◆ Direction ◆
Turn the entries from the start through the line holding "lane-card-value: 10643: [230, 297, 269, 310]", inclusive, into a numbered list, leaving out any blank lines.

Layout coordinate data
(begin)
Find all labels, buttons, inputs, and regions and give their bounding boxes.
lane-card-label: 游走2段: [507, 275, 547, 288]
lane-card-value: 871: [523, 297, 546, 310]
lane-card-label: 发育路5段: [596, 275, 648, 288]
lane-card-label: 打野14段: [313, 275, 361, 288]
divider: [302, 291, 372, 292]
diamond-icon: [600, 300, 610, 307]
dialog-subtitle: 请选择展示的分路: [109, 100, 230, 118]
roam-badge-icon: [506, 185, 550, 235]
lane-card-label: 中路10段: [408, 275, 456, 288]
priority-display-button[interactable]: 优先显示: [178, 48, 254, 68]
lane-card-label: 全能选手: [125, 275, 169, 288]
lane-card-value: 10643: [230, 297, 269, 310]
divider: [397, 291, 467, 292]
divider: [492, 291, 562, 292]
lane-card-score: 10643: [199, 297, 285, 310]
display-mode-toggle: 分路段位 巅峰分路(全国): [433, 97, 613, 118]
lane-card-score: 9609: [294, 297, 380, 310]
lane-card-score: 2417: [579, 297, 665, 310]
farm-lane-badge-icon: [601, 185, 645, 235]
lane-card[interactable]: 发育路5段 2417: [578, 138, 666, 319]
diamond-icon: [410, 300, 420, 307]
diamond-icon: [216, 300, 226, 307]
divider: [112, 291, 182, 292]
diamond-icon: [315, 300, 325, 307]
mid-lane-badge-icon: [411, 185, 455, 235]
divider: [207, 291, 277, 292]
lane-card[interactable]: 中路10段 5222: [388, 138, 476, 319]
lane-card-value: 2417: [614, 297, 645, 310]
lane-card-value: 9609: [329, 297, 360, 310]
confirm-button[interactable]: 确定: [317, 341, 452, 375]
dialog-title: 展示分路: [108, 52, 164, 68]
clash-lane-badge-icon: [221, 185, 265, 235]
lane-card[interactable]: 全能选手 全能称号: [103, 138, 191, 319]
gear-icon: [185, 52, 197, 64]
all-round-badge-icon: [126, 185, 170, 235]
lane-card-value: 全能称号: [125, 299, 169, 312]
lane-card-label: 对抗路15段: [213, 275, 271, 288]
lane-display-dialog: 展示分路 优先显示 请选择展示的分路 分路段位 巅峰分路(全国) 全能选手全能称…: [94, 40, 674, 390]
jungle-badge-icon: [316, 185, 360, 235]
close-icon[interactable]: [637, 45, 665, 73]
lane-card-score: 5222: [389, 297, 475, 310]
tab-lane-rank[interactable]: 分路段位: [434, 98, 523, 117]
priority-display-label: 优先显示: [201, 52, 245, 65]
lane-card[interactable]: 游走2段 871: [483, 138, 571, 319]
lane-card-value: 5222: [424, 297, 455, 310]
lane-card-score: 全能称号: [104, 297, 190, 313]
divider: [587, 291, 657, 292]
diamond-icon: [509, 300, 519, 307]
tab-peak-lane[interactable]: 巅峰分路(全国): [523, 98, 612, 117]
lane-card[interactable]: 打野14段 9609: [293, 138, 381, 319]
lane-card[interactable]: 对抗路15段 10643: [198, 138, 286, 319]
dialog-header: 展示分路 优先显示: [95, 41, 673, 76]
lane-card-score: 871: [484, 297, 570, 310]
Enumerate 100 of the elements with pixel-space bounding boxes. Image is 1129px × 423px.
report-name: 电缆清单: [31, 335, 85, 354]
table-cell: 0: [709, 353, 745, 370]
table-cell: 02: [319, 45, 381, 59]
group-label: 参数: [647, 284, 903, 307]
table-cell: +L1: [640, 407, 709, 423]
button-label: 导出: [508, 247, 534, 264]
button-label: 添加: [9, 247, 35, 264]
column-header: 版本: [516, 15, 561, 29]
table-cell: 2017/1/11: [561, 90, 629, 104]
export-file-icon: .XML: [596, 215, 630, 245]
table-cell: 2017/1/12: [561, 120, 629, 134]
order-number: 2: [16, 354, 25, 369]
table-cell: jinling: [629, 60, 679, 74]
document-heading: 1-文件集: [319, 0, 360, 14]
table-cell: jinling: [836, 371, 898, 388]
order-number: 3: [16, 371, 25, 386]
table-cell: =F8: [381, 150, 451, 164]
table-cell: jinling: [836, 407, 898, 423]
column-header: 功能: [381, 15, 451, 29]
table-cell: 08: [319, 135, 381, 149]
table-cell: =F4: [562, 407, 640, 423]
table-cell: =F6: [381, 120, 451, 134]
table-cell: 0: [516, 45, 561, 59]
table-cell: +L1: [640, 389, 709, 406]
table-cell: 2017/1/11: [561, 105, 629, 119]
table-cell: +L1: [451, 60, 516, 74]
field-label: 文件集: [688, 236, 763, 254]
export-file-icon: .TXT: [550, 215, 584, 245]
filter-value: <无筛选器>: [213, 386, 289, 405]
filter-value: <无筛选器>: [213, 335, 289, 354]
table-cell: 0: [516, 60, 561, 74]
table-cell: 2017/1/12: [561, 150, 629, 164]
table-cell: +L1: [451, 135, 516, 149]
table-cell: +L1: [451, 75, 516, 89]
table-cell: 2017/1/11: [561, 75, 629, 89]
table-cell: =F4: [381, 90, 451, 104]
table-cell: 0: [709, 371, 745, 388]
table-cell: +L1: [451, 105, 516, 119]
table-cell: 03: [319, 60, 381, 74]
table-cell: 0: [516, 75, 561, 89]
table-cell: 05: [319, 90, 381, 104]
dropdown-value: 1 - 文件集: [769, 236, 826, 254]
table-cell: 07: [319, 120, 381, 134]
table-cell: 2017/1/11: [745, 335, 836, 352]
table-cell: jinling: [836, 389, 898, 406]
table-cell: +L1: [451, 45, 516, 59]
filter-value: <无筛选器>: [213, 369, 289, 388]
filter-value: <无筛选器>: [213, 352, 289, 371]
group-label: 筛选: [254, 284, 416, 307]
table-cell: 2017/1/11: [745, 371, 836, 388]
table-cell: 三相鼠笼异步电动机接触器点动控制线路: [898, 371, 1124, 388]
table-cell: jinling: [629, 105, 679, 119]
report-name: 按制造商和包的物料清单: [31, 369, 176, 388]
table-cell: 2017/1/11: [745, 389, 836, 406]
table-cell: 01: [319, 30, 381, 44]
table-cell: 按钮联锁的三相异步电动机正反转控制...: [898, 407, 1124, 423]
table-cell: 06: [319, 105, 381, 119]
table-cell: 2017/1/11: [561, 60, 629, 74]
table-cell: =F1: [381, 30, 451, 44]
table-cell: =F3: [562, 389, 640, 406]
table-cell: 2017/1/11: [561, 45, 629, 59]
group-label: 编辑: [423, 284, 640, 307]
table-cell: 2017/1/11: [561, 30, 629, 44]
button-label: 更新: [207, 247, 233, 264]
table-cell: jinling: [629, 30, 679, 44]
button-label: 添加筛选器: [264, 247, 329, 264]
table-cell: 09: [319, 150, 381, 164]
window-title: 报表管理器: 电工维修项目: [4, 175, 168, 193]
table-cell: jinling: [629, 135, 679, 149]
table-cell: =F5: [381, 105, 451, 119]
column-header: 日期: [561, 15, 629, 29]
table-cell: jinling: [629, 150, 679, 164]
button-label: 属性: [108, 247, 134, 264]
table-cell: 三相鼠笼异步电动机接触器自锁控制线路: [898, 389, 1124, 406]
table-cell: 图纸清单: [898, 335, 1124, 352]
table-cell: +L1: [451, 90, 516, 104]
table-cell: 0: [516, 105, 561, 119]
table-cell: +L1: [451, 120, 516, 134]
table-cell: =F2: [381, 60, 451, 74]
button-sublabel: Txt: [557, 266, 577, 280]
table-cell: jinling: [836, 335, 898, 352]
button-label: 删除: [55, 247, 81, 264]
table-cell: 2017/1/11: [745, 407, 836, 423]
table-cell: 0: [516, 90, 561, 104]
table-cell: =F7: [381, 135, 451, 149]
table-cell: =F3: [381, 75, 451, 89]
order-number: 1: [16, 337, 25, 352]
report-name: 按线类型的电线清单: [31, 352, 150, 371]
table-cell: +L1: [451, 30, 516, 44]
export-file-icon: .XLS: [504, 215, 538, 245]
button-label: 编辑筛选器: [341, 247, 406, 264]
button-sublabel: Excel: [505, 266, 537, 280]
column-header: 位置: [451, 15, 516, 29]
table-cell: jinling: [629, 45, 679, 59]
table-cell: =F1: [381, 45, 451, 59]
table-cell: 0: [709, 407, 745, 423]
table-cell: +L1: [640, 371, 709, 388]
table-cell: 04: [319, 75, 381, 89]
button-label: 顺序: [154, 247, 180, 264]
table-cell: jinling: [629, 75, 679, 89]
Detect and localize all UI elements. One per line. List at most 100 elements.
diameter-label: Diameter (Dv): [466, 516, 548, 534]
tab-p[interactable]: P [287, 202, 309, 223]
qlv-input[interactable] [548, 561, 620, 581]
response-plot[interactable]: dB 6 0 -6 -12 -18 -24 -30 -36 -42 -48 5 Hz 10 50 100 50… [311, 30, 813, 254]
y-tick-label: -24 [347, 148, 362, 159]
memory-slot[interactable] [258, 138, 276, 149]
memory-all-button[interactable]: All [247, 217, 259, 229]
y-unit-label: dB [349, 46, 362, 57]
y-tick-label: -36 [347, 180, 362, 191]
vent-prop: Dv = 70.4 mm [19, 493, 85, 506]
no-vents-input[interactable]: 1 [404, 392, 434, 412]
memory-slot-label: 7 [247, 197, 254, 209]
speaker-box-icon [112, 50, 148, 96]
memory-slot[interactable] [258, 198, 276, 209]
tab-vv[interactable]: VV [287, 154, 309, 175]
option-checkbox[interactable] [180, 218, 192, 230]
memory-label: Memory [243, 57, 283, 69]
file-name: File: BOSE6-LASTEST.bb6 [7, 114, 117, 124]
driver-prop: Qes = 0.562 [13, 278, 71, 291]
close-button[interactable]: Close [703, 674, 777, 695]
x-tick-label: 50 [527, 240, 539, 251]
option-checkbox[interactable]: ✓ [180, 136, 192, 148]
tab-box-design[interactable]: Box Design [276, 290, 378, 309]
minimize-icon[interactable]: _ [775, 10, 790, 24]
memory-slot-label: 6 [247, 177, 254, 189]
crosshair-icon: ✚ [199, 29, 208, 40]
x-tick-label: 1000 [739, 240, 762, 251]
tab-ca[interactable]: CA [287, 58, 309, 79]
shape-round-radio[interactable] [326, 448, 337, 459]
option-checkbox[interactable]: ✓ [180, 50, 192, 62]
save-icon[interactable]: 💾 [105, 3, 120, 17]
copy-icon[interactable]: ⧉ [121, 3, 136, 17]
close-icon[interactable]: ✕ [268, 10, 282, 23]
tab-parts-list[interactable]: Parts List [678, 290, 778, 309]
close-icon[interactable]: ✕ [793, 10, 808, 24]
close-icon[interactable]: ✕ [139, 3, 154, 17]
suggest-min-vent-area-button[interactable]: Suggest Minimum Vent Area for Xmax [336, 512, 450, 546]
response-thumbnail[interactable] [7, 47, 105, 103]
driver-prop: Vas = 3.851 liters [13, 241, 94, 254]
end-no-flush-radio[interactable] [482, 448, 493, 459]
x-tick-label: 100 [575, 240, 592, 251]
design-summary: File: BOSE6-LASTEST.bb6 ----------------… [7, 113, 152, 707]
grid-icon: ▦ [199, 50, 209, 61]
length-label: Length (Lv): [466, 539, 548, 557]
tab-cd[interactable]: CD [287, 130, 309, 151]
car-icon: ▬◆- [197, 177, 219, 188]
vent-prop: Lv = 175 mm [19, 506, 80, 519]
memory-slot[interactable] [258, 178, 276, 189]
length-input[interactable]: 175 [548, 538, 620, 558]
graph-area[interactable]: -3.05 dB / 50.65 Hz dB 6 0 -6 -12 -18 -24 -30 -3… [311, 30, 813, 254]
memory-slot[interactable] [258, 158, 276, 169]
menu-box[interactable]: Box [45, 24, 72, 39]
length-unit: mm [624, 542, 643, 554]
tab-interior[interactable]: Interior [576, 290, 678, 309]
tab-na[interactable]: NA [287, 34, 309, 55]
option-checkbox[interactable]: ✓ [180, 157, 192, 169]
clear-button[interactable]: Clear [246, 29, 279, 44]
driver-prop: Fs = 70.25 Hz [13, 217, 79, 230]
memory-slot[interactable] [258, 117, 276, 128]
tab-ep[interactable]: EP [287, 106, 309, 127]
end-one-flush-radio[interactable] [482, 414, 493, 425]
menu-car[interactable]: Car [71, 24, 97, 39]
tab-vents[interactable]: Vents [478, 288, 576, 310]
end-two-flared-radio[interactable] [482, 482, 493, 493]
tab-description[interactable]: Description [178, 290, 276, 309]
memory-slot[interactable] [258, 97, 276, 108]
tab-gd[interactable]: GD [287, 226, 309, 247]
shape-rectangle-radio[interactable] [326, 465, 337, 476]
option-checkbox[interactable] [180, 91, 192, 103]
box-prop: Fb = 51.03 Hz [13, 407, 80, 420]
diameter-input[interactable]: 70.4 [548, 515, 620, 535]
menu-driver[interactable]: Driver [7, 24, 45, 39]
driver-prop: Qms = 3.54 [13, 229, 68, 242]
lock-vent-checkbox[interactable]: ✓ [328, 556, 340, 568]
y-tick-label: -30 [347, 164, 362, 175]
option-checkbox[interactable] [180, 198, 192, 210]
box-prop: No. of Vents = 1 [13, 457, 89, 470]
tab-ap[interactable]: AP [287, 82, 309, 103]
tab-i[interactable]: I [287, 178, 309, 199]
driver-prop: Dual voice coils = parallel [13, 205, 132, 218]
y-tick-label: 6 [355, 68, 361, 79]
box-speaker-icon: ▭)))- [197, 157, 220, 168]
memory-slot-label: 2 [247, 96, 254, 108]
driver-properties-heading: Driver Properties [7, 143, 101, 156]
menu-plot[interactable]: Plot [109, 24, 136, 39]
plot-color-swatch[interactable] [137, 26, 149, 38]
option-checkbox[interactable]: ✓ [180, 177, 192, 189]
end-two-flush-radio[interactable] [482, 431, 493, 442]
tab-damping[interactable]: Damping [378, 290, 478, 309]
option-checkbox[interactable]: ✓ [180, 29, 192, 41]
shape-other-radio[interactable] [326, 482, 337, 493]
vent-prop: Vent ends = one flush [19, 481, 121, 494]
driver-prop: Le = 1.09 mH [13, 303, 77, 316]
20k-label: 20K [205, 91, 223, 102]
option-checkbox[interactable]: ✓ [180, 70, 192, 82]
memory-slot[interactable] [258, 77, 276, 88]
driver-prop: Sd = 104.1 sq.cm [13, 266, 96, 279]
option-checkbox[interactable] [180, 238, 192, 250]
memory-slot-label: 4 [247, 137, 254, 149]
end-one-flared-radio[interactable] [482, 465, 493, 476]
(end)
◆ In response ◆
1. Find all labels, buttons, inputs, and regions and give their bounding boxes.
2. lane-card-label: 游走2段: [507, 275, 547, 288]
3. lane-card-value: 871: [523, 297, 546, 310]
4. lane-card-label: 发育路5段: [596, 275, 648, 288]
5. lane-card-label: 打野14段: [313, 275, 361, 288]
6. divider: [302, 291, 372, 292]
7. diamond-icon: [600, 300, 610, 307]
8. dialog-subtitle: 请选择展示的分路: [109, 100, 230, 118]
9. roam-badge-icon: [506, 185, 550, 235]
10. lane-card-label: 中路10段: [408, 275, 456, 288]
11. priority-display-button[interactable]: 优先显示: [178, 48, 254, 68]
12. lane-card-label: 全能选手: [125, 275, 169, 288]
13. lane-card-value: 10643: [230, 297, 269, 310]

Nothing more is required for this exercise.